▽
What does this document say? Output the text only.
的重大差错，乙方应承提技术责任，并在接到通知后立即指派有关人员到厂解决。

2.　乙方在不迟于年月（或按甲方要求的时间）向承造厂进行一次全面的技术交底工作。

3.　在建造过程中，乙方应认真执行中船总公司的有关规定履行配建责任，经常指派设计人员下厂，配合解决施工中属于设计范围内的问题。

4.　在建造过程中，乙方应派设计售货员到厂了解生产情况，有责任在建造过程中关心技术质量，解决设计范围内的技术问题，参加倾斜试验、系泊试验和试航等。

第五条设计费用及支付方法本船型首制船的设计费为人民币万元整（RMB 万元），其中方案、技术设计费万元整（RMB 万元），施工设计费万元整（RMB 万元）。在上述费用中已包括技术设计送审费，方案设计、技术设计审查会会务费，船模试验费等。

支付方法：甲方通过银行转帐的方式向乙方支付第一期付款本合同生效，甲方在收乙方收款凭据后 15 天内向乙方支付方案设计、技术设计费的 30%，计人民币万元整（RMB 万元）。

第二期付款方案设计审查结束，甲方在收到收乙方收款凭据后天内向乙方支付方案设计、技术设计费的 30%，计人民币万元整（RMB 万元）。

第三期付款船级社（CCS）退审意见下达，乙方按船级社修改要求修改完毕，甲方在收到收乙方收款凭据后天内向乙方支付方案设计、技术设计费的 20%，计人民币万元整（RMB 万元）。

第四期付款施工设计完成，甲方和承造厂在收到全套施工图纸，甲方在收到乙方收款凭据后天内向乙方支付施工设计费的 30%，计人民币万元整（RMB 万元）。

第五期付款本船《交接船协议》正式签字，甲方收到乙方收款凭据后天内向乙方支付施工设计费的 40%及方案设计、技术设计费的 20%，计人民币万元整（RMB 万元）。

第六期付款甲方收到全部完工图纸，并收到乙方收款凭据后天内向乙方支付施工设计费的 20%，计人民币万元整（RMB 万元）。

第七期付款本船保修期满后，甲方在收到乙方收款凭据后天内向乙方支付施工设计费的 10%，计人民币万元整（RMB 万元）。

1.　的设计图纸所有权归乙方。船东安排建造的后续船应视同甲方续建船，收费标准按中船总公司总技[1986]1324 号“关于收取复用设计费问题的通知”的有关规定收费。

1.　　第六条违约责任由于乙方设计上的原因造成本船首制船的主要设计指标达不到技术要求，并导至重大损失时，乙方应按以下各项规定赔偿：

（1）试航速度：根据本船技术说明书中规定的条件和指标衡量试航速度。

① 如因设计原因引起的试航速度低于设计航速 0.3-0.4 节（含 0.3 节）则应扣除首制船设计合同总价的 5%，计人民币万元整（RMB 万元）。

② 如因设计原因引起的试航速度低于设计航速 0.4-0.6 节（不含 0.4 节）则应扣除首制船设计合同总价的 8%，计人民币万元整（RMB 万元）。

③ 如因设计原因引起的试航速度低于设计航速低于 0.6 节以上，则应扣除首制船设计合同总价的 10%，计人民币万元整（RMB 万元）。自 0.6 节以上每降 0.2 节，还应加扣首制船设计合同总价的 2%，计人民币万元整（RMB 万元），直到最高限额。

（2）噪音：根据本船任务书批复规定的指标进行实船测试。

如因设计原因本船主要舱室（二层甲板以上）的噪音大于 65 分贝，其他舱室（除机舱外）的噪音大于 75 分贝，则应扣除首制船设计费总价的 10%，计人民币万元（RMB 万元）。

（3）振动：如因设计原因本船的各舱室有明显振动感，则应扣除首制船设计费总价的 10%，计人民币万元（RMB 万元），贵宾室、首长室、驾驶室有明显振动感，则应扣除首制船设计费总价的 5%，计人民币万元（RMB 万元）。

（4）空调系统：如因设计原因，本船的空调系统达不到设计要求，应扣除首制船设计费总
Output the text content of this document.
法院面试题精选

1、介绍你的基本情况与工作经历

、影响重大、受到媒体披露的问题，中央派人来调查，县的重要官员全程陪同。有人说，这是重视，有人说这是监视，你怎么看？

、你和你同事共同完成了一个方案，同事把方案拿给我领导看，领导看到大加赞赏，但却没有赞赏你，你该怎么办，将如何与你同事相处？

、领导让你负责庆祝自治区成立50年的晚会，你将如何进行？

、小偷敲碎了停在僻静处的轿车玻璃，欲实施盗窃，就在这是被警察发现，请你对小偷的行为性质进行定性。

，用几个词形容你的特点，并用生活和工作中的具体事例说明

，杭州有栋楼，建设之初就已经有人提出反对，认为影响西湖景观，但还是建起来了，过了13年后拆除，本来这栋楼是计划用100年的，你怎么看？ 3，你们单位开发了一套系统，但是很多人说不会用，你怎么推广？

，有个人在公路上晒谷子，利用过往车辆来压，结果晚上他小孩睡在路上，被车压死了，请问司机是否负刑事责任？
△
* _Requirement_
Which lines hold the word "Output"? Copy each of them from the records.

* _Completed exercise_
What does this document say? Output the text only.
Output the text content of this document.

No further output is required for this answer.